> _REQUIREMENT_: Return the listing below exactly, with the pictures dropped.

* * *

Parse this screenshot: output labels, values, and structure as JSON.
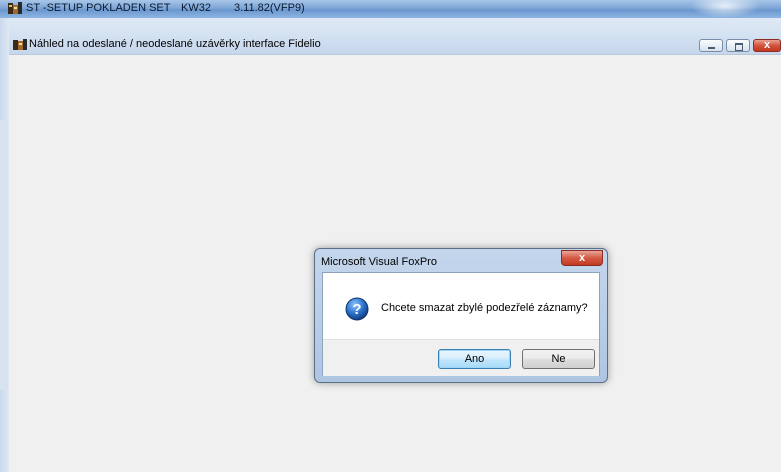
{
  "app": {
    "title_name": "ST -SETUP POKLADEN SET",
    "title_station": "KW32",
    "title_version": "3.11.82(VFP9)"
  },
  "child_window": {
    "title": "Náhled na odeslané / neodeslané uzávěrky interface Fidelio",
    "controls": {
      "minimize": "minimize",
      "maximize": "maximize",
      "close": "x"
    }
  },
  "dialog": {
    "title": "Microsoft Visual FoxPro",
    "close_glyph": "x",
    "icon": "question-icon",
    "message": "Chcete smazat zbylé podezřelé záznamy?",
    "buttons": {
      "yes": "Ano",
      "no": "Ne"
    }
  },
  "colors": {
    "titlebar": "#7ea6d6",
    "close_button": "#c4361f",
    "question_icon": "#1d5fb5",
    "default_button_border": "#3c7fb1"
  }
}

* * *

> _FULL ANSWER_:
Parse this screenshot: output labels, values, and structure as JSON.
{
  "app": {
    "title_name": "ST -SETUP POKLADEN SET",
    "title_station": "KW32",
    "title_version": "3.11.82(VFP9)"
  },
  "child_window": {
    "title": "Náhled na odeslané / neodeslané uzávěrky interface Fidelio",
    "controls": {
      "minimize": "minimize",
      "maximize": "maximize",
      "close": "x"
    }
  },
  "dialog": {
    "title": "Microsoft Visual FoxPro",
    "close_glyph": "x",
    "icon": "question-icon",
    "message": "Chcete smazat zbylé podezřelé záznamy?",
    "buttons": {
      "yes": "Ano",
      "no": "Ne"
    }
  },
  "colors": {
    "titlebar": "#7ea6d6",
    "close_button": "#c4361f",
    "question_icon": "#1d5fb5",
    "default_button_border": "#3c7fb1"
  }
}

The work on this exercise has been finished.